- Information shown:
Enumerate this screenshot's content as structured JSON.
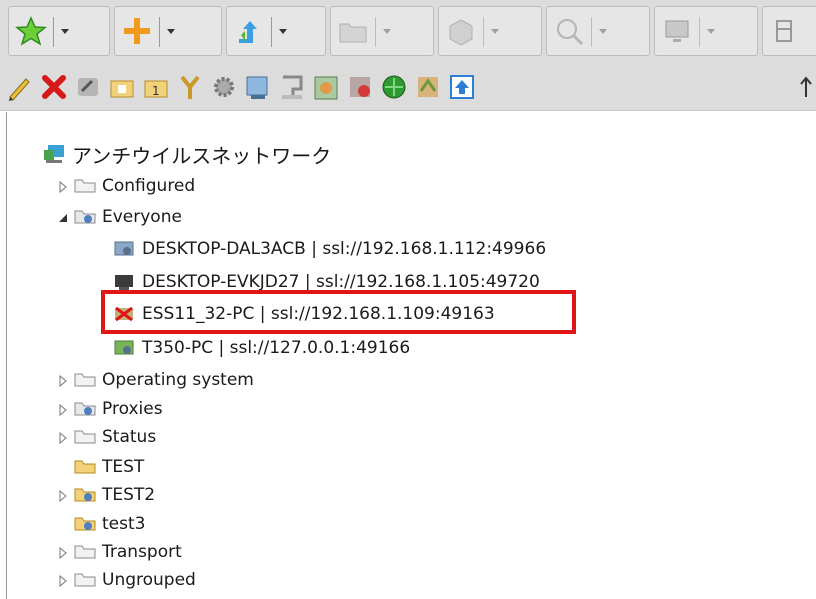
{
  "toolbar": {
    "buttons": [
      {
        "icon": "star-icon",
        "disabled": false
      },
      {
        "icon": "add-icon",
        "disabled": false
      },
      {
        "icon": "move-icon",
        "disabled": false
      },
      {
        "icon": "folder-icon",
        "disabled": true
      },
      {
        "icon": "box-icon",
        "disabled": true
      },
      {
        "icon": "search-icon",
        "disabled": true
      },
      {
        "icon": "monitor-icon",
        "disabled": true
      }
    ],
    "actions": [
      "edit-icon",
      "delete-icon",
      "clear-icon",
      "group-icon",
      "group-one-icon",
      "filter-icon",
      "settings-icon",
      "note-icon",
      "console-icon",
      "scan-icon",
      "protect-icon",
      "shield-icon",
      "sync-icon",
      "upload-icon"
    ]
  },
  "tree": {
    "root": "アンチウイルスネットワーク",
    "items": [
      {
        "label": "Configured",
        "kind": "folder",
        "expander": "closed"
      },
      {
        "label": "Everyone",
        "kind": "group",
        "expander": "open"
      },
      {
        "label": "DESKTOP-DAL3ACB | ssl://192.168.1.112:49966",
        "kind": "station"
      },
      {
        "label": "DESKTOP-EVKJD27 | ssl://192.168.1.105:49720",
        "kind": "station-dark"
      },
      {
        "label": "ESS11_32-PC | ssl://192.168.1.109:49163",
        "kind": "station-error"
      },
      {
        "label": "T350-PC | ssl://127.0.0.1:49166",
        "kind": "station-ok"
      },
      {
        "label": "Operating system",
        "kind": "folder",
        "expander": "closed"
      },
      {
        "label": "Proxies",
        "kind": "group",
        "expander": "closed"
      },
      {
        "label": "Status",
        "kind": "folder",
        "expander": "closed"
      },
      {
        "label": "TEST",
        "kind": "folder-yellow",
        "expander": "none"
      },
      {
        "label": "TEST2",
        "kind": "group-yellow",
        "expander": "closed"
      },
      {
        "label": "test3",
        "kind": "group-yellow",
        "expander": "none"
      },
      {
        "label": "Transport",
        "kind": "folder",
        "expander": "closed"
      },
      {
        "label": "Ungrouped",
        "kind": "folder",
        "expander": "closed"
      }
    ]
  },
  "highlight_color": "#e01515"
}
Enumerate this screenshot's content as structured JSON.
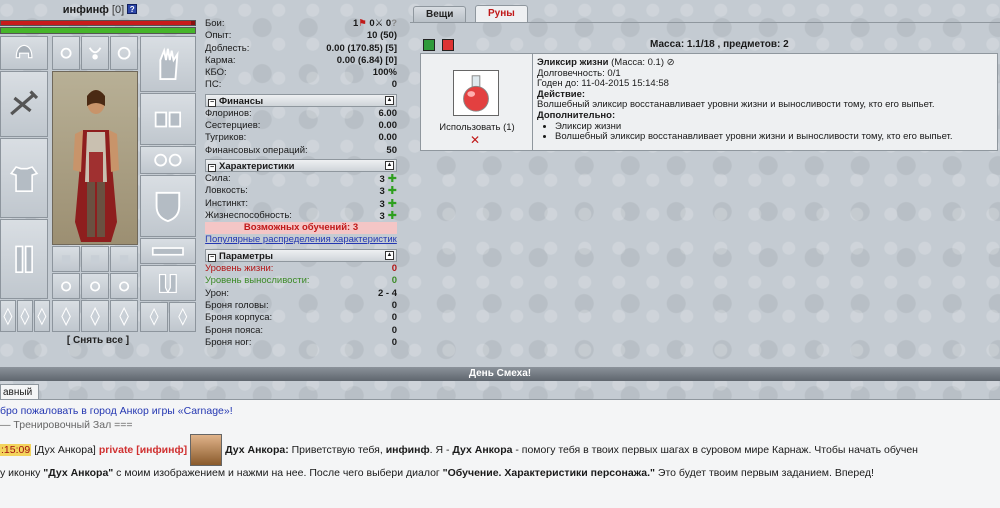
{
  "character": {
    "name": "инфинф",
    "level": "[0]",
    "help": "?",
    "hp_fraction": 0.98,
    "stamina_fraction": 1.0,
    "unequip_label": "[ Снять все ]"
  },
  "stats": {
    "battles_label": "Бои:",
    "battles_win": "1",
    "battles_lose": "0",
    "battles_draw": "0",
    "rows": [
      {
        "label": "Опыт:",
        "value": "10 (50)"
      },
      {
        "label": "Доблесть:",
        "value": "0.00 (170.85) [5]"
      },
      {
        "label": "Карма:",
        "value": "0.00 (6.84) [0]"
      },
      {
        "label": "КБО:",
        "value": "100%"
      },
      {
        "label": "ПС:",
        "value": "0"
      }
    ]
  },
  "finance": {
    "title": "Финансы",
    "rows": [
      {
        "label": "Флоринов:",
        "value": "6.00"
      },
      {
        "label": "Сестерциев:",
        "value": "0.00"
      },
      {
        "label": "Тугриков:",
        "value": "0.00"
      },
      {
        "label": "Финансовых операций:",
        "value": "50"
      }
    ]
  },
  "characteristics": {
    "title": "Характеристики",
    "rows": [
      {
        "label": "Сила:",
        "value": "3"
      },
      {
        "label": "Ловкость:",
        "value": "3"
      },
      {
        "label": "Инстинкт:",
        "value": "3"
      },
      {
        "label": "Жизнеспособность:",
        "value": "3"
      }
    ],
    "possible_learn": "Возможных обучений: 3",
    "popular_link": "Популярные распределения характеристик"
  },
  "params": {
    "title": "Параметры",
    "rows": [
      {
        "label": "Уровень жизни:",
        "value": "0"
      },
      {
        "label": "Уровень выносливости:",
        "value": "0"
      },
      {
        "label": "Урон:",
        "value": "2 - 4"
      },
      {
        "label": "Броня головы:",
        "value": "0"
      },
      {
        "label": "Броня корпуса:",
        "value": "0"
      },
      {
        "label": "Броня пояса:",
        "value": "0"
      },
      {
        "label": "Броня ног:",
        "value": "0"
      }
    ]
  },
  "tabs": {
    "things": "Вещи",
    "runes": "Руны"
  },
  "inventory": {
    "mass_text": "Масса: 1.1/18 , предметов: 2",
    "item": {
      "name": "Эликсир жизни",
      "mass": "(Масса: 0.1)",
      "durability": "Долговечность: 0/1",
      "valid_until": "Годен до: 11-04-2015 15:14:58",
      "action_title": "Действие:",
      "action_text": "Волшебный эликсир восстанавливает уровни жизни и выносливости тому, кто его выпьет.",
      "extra_title": "Дополнительно:",
      "extra_items": [
        "Эликсир жизни",
        "Волшебный эликсир восстанавливает уровни жизни и выносливости тому, кто его выпьет."
      ],
      "use_label": "Использовать (1)",
      "delete": "✕"
    }
  },
  "holiday": "День Смеха!",
  "chat": {
    "tab": "авный",
    "welcome": "бро пожаловать в город Анкор игры «Carnage»!",
    "room": "— Тренировочный Зал ===",
    "time": ":15:09",
    "sender": "[Дух Анкора]",
    "private": "private [инфинф]",
    "speaker": "Дух Анкора:",
    "msg1_a": " Приветствую тебя, ",
    "msg1_b": "инфинф",
    "msg1_c": ". Я - ",
    "msg1_d": "Дух Анкора",
    "msg1_e": " - помогу тебя в твоих первых шагах в суровом мире Карнаж. Чтобы начать обучен",
    "msg2_a": "у иконку ",
    "msg2_b": "\"Дух Анкора\"",
    "msg2_c": " с моим изображением и нажми на нее. После чего выбери диалог ",
    "msg2_d": "\"Обучение. Характеристики персонажа.\"",
    "msg2_e": " Это будет твоим первым заданием. Вперед!"
  }
}
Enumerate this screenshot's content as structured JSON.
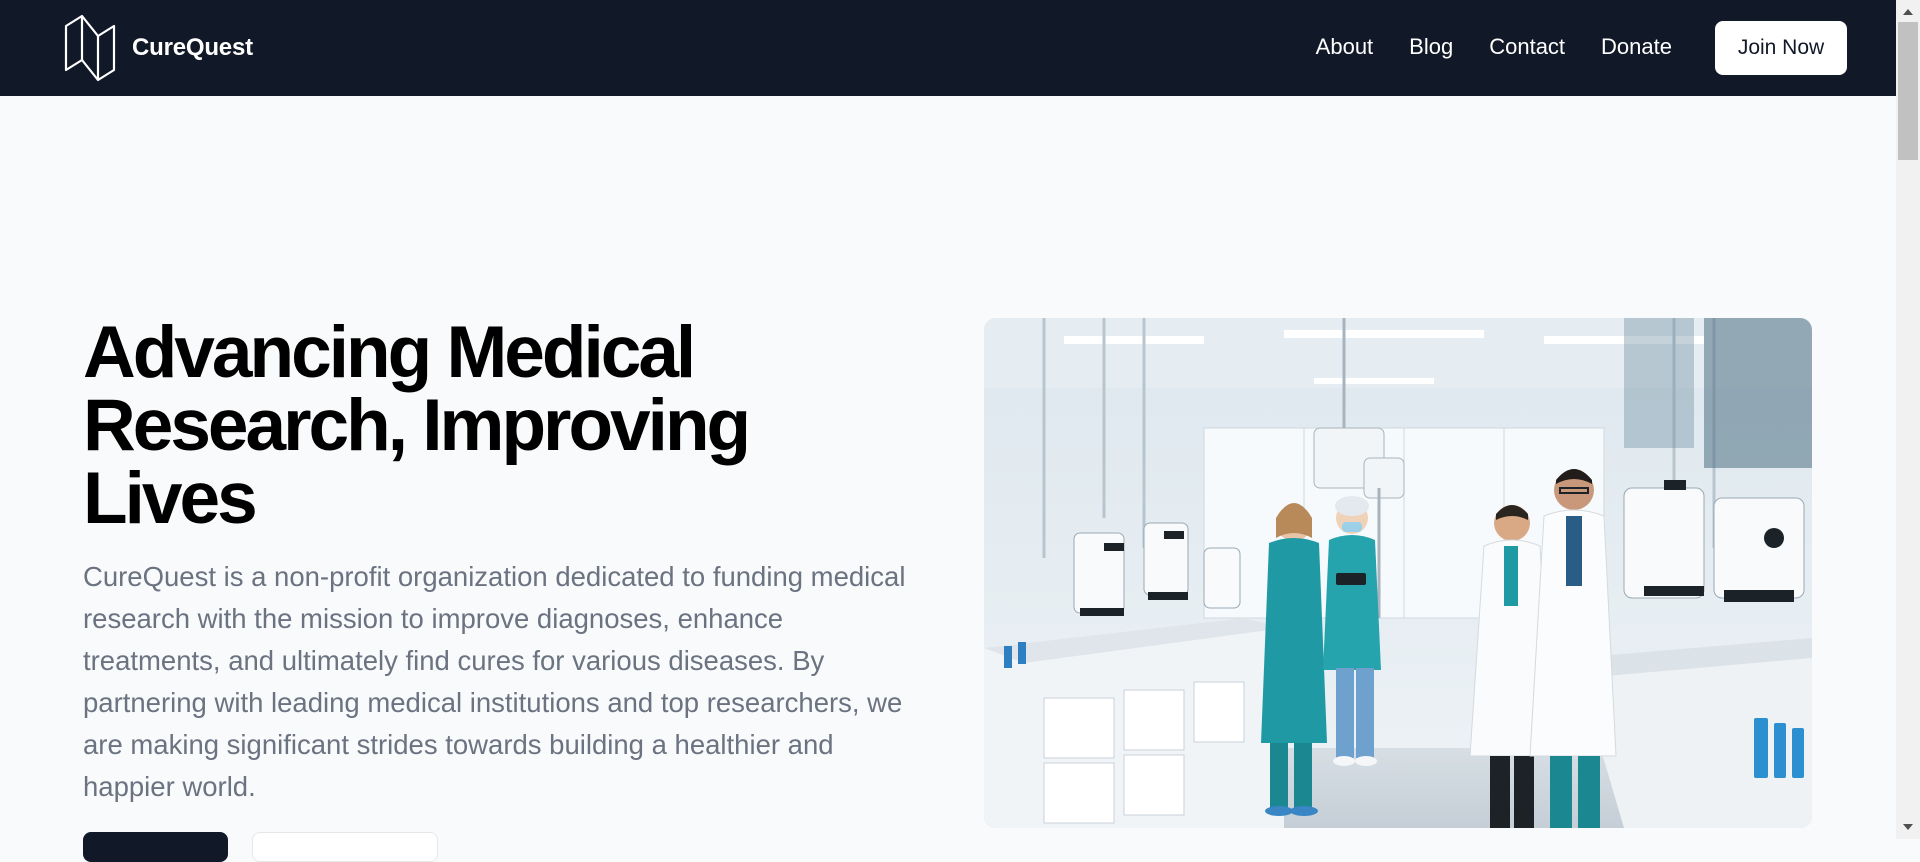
{
  "brand": {
    "name": "CureQuest",
    "logo_icon": "cube-outline-icon"
  },
  "nav": {
    "links": [
      "About",
      "Blog",
      "Contact",
      "Donate"
    ],
    "cta_label": "Join Now"
  },
  "hero": {
    "title": "Advancing Medical Research, Improving Lives",
    "description": "CureQuest is a non-profit organization dedicated to funding medical research with the mission to improve diagnoses, enhance treatments, and ultimately find cures for various diseases. By partnering with leading medical institutions and top researchers, we are making significant strides towards building a healthier and happier world.",
    "image_subject": "lab-researchers-photo"
  },
  "colors": {
    "nav_bg": "#111827",
    "page_bg": "#f8fafc",
    "title": "#000000",
    "body_text": "#6b7280",
    "scrub_teal": "#1f9aa5"
  }
}
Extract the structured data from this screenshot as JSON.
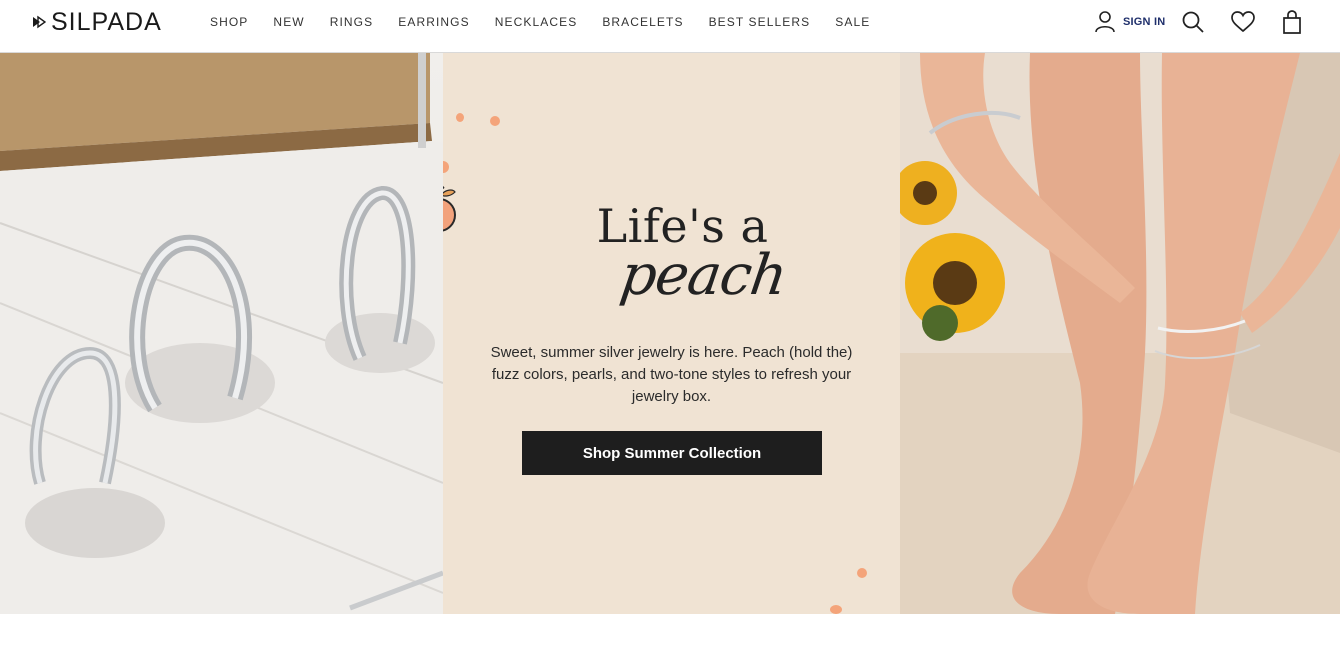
{
  "brand": {
    "name": "SILPADA"
  },
  "nav": {
    "items": [
      {
        "label": "SHOP"
      },
      {
        "label": "NEW"
      },
      {
        "label": "RINGS"
      },
      {
        "label": "EARRINGS"
      },
      {
        "label": "NECKLACES"
      },
      {
        "label": "BRACELETS"
      },
      {
        "label": "BEST SELLERS"
      },
      {
        "label": "SALE"
      }
    ]
  },
  "utility": {
    "signin_label": "SIGN IN",
    "icons": [
      "user-icon",
      "search-icon",
      "heart-icon",
      "shopping-bag-icon"
    ]
  },
  "hero": {
    "headline_line1": "Life's a",
    "headline_line2": "peach",
    "description": "Sweet, summer silver jewelry is here. Peach (hold the) fuzz colors, pearls, and two-tone styles to refresh your jewelry box.",
    "cta_label": "Shop Summer Collection"
  },
  "colors": {
    "accent_dark": "#1e1e1e",
    "signin_blue": "#1f2f6b",
    "hero_background": "#f0e3d3",
    "peach": "#f4a47a"
  }
}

- Instructions to follow: Without the pictures, write out all of the material exactly.

- Reply:
Enumerate this screenshot's content as structured JSON.
{
  "toolbar": {
    "buttons": [
      {
        "icon": "star-icon",
        "disabled": false
      },
      {
        "icon": "add-icon",
        "disabled": false
      },
      {
        "icon": "move-icon",
        "disabled": false
      },
      {
        "icon": "folder-icon",
        "disabled": true
      },
      {
        "icon": "box-icon",
        "disabled": true
      },
      {
        "icon": "search-icon",
        "disabled": true
      },
      {
        "icon": "monitor-icon",
        "disabled": true
      }
    ],
    "actions": [
      "edit-icon",
      "delete-icon",
      "clear-icon",
      "group-icon",
      "group-one-icon",
      "filter-icon",
      "settings-icon",
      "note-icon",
      "console-icon",
      "scan-icon",
      "protect-icon",
      "shield-icon",
      "sync-icon",
      "upload-icon"
    ]
  },
  "tree": {
    "root": "アンチウイルスネットワーク",
    "items": [
      {
        "label": "Configured",
        "kind": "folder",
        "expander": "closed"
      },
      {
        "label": "Everyone",
        "kind": "group",
        "expander": "open"
      },
      {
        "label": "DESKTOP-DAL3ACB | ssl://192.168.1.112:49966",
        "kind": "station"
      },
      {
        "label": "DESKTOP-EVKJD27 | ssl://192.168.1.105:49720",
        "kind": "station-dark"
      },
      {
        "label": "ESS11_32-PC | ssl://192.168.1.109:49163",
        "kind": "station-error"
      },
      {
        "label": "T350-PC | ssl://127.0.0.1:49166",
        "kind": "station-ok"
      },
      {
        "label": "Operating system",
        "kind": "folder",
        "expander": "closed"
      },
      {
        "label": "Proxies",
        "kind": "group",
        "expander": "closed"
      },
      {
        "label": "Status",
        "kind": "folder",
        "expander": "closed"
      },
      {
        "label": "TEST",
        "kind": "folder-yellow",
        "expander": "none"
      },
      {
        "label": "TEST2",
        "kind": "group-yellow",
        "expander": "closed"
      },
      {
        "label": "test3",
        "kind": "group-yellow",
        "expander": "none"
      },
      {
        "label": "Transport",
        "kind": "folder",
        "expander": "closed"
      },
      {
        "label": "Ungrouped",
        "kind": "folder",
        "expander": "closed"
      }
    ]
  },
  "highlight_color": "#e01515"
}
Enumerate this screenshot's content as structured JSON.
{
  "character": {
    "name": "инфинф",
    "level": "[0]",
    "help": "?",
    "hp_fraction": 0.98,
    "stamina_fraction": 1.0,
    "unequip_label": "[ Снять все ]"
  },
  "stats": {
    "battles_label": "Бои:",
    "battles_win": "1",
    "battles_lose": "0",
    "battles_draw": "0",
    "rows": [
      {
        "label": "Опыт:",
        "value": "10 (50)"
      },
      {
        "label": "Доблесть:",
        "value": "0.00 (170.85) [5]"
      },
      {
        "label": "Карма:",
        "value": "0.00 (6.84) [0]"
      },
      {
        "label": "КБО:",
        "value": "100%"
      },
      {
        "label": "ПС:",
        "value": "0"
      }
    ]
  },
  "finance": {
    "title": "Финансы",
    "rows": [
      {
        "label": "Флоринов:",
        "value": "6.00"
      },
      {
        "label": "Сестерциев:",
        "value": "0.00"
      },
      {
        "label": "Тугриков:",
        "value": "0.00"
      },
      {
        "label": "Финансовых операций:",
        "value": "50"
      }
    ]
  },
  "characteristics": {
    "title": "Характеристики",
    "rows": [
      {
        "label": "Сила:",
        "value": "3"
      },
      {
        "label": "Ловкость:",
        "value": "3"
      },
      {
        "label": "Инстинкт:",
        "value": "3"
      },
      {
        "label": "Жизнеспособность:",
        "value": "3"
      }
    ],
    "possible_learn": "Возможных обучений: 3",
    "popular_link": "Популярные распределения характеристик"
  },
  "params": {
    "title": "Параметры",
    "rows": [
      {
        "label": "Уровень жизни:",
        "value": "0"
      },
      {
        "label": "Уровень выносливости:",
        "value": "0"
      },
      {
        "label": "Урон:",
        "value": "2 - 4"
      },
      {
        "label": "Броня головы:",
        "value": "0"
      },
      {
        "label": "Броня корпуса:",
        "value": "0"
      },
      {
        "label": "Броня пояса:",
        "value": "0"
      },
      {
        "label": "Броня ног:",
        "value": "0"
      }
    ]
  },
  "tabs": {
    "things": "Вещи",
    "runes": "Руны"
  },
  "inventory": {
    "mass_text": "Масса: 1.1/18 , предметов: 2",
    "item": {
      "name": "Эликсир жизни",
      "mass": "(Масса: 0.1)",
      "durability": "Долговечность: 0/1",
      "valid_until": "Годен до: 11-04-2015 15:14:58",
      "action_title": "Действие:",
      "action_text": "Волшебный эликсир восстанавливает уровни жизни и выносливости тому, кто его выпьет.",
      "extra_title": "Дополнительно:",
      "extra_items": [
        "Эликсир жизни",
        "Волшебный эликсир восстанавливает уровни жизни и выносливости тому, кто его выпьет."
      ],
      "use_label": "Использовать (1)",
      "delete": "✕"
    }
  },
  "holiday": "День Смеха!",
  "chat": {
    "tab": "авный",
    "welcome": "бро пожаловать в город Анкор игры «Carnage»!",
    "room": "— Тренировочный Зал ===",
    "time": ":15:09",
    "sender": "[Дух Анкора]",
    "private": "private [инфинф]",
    "speaker": "Дух Анкора:",
    "msg1_a": " Приветствую тебя, ",
    "msg1_b": "инфинф",
    "msg1_c": ". Я - ",
    "msg1_d": "Дух Анкора",
    "msg1_e": " - помогу тебя в твоих первых шагах в суровом мире Карнаж. Чтобы начать обучен",
    "msg2_a": "у иконку ",
    "msg2_b": "\"Дух Анкора\"",
    "msg2_c": " с моим изображением и нажми на нее. После чего выбери диалог ",
    "msg2_d": "\"Обучение. Характеристики персонажа.\"",
    "msg2_e": " Это будет твоим первым заданием. Вперед!"
  }
}
Enumerate this screenshot's content as structured JSON.
{
  "brand": {
    "name": "CureQuest",
    "logo_icon": "cube-outline-icon"
  },
  "nav": {
    "links": [
      "About",
      "Blog",
      "Contact",
      "Donate"
    ],
    "cta_label": "Join Now"
  },
  "hero": {
    "title": "Advancing Medical Research, Improving Lives",
    "description": "CureQuest is a non-profit organization dedicated to funding medical research with the mission to improve diagnoses, enhance treatments, and ultimately find cures for various diseases. By partnering with leading medical institutions and top researchers, we are making significant strides towards building a healthier and happier world.",
    "image_subject": "lab-researchers-photo"
  },
  "colors": {
    "nav_bg": "#111827",
    "page_bg": "#f8fafc",
    "title": "#000000",
    "body_text": "#6b7280",
    "scrub_teal": "#1f9aa5"
  }
}
Extract the structured data from this screenshot as JSON.
{
  "brand": {
    "name": "SILPADA"
  },
  "nav": {
    "items": [
      {
        "label": "SHOP"
      },
      {
        "label": "NEW"
      },
      {
        "label": "RINGS"
      },
      {
        "label": "EARRINGS"
      },
      {
        "label": "NECKLACES"
      },
      {
        "label": "BRACELETS"
      },
      {
        "label": "BEST SELLERS"
      },
      {
        "label": "SALE"
      }
    ]
  },
  "utility": {
    "signin_label": "SIGN IN",
    "icons": [
      "user-icon",
      "search-icon",
      "heart-icon",
      "shopping-bag-icon"
    ]
  },
  "hero": {
    "headline_line1": "Life's a",
    "headline_line2": "peach",
    "description": "Sweet, summer silver jewelry is here. Peach (hold the) fuzz colors, pearls, and two-tone styles to refresh your jewelry box.",
    "cta_label": "Shop Summer Collection"
  },
  "colors": {
    "accent_dark": "#1e1e1e",
    "signin_blue": "#1f2f6b",
    "hero_background": "#f0e3d3",
    "peach": "#f4a47a"
  }
}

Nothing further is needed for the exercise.